§ **Text section**:
····················
5.1 The Convention on the Prevention and Punishment of the Crime of Genocide (1948)

Article III(c) of the Genocide Convention criminalises "direct and public incitement to commit genocide". As indicated by the full title of the Convention, it tackles the problem of genocide through a two-pronged approach based on prevention and punishment. However, it has been noted that this approach is in practice mostly skewed towards punishment.38 Nonetheless, the crime of direct and public incitement to commit genocide was specifically included in the Convention due to its critical role in the planning of genocide.39 The specific aim underlying the criminalisation of direct and public incitement to commit genocide is to timeously prevent the perpetration of concrete acts of genocide through the prosecution of a separate, inchoate offence.40 This specific aim supports or enhances the preventative purpose that generally underlies the criminalisation and punishment of conduct amounting to genocide. Thus, the crime of incitement to genocide may be described as a crime intended to serve a super-preventative purpose.

The drafting history of the Genocide Convention sheds some light on the scope and meaning of the prohibition of direct and public incitement to commit genocide under international law. Schabas41 provides the following summation as regards the drafting history of the Convention from a procedural perspective:

Drafting of the Convention proceeded in three main stages. First, the United Nations Secretariat composed a draft text. Prepared with the assistance of three experts, Raphael Lemkin, Vespasian Pella and Henri Donnedieu de Vabres, it was actually a compendium of concepts meant to assist the General Assembly rather than any attempt to provide a workable instrument or to resolve major differences. Second, the Secretariat draft was reworked by an Ad Hoc Committee set up under the authority of the Economic and Social Council. Finally, the Ad Hoc Committee draft was the basis of negotiations in the Sixth Committee of the General Assembly, in late 1948, which agreed upon the final text of the Convention, submitting it for formal adoption to the plenary General Assembly.
····················
§ **Data provided**:

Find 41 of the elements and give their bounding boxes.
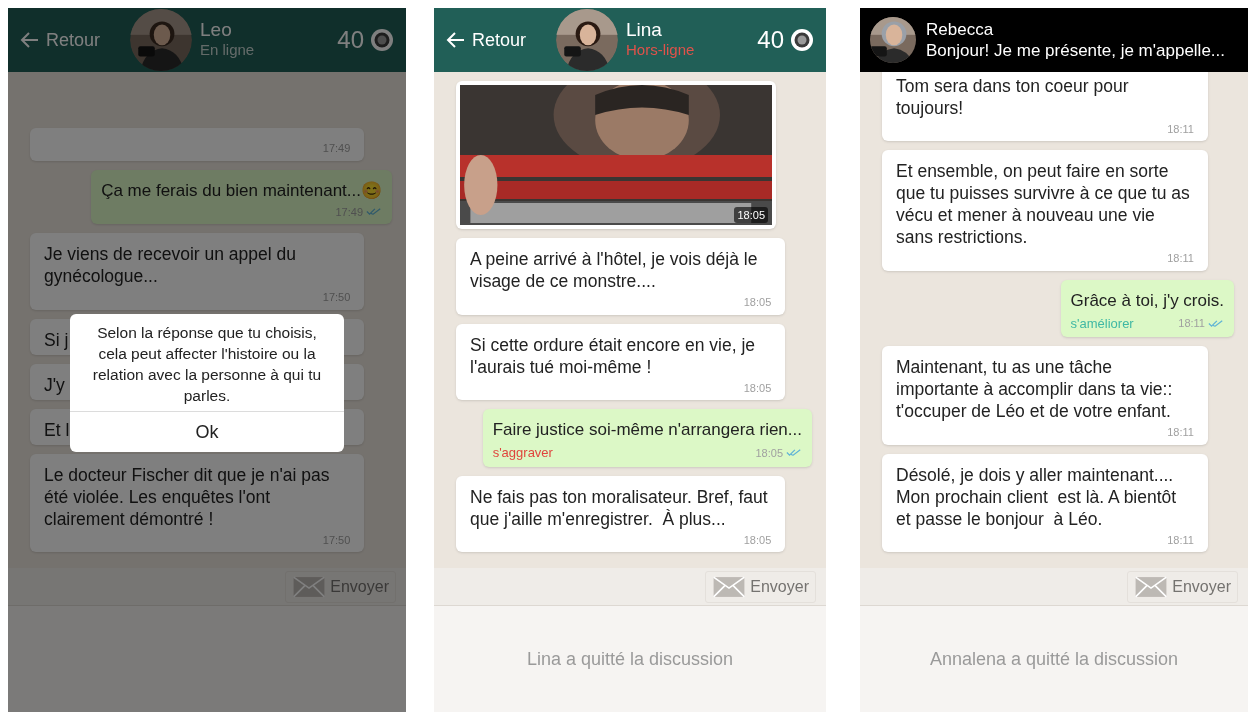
····················
§ **Problem 1**:
Using the section on the Genocide Convention, explain why incitement to genocide may be called a crime with a super-preventative purpose.
§ **Problem 2**:
From the section on the Genocide Convention, reproduce the stretch from "Drafting of the" through "plenary General Assembly." word for word.

§ **Exercise output 1**:
Criminalizing direct and public incitement to commit genocide aims to prevent concrete acts of genocide in a timely way by prosecuting a separate, inchoate offense. That specific aim supports or enhances the preventative purpose that generally underlies the criminalization and punishment of conduct amounting to genocide.

§ **Exercise output 2**:
Drafting of the Convention proceeded in three main stages. First, the United Nations Secretariat composed a draft text. Prepared with the assistance of three experts, Raphael Lemkin, Vespasian Pella and Henri Donnedieu de Vabres, it was actually a compendium of concepts meant to assist the General Assembly rather than any attempt to provide a workable instrument or to resolve major differences. Second, the Secretariat draft was reworked by an Ad Hoc Committee set up under the authority of the Economic and Social Council. Finally, the Ad Hoc Committee draft was the basis of negotiations in the Sixth Committee of the General Assembly, in late 1948, which agreed upon the final text of the Convention, submitting it for formal adoption to the plenary General Assembly.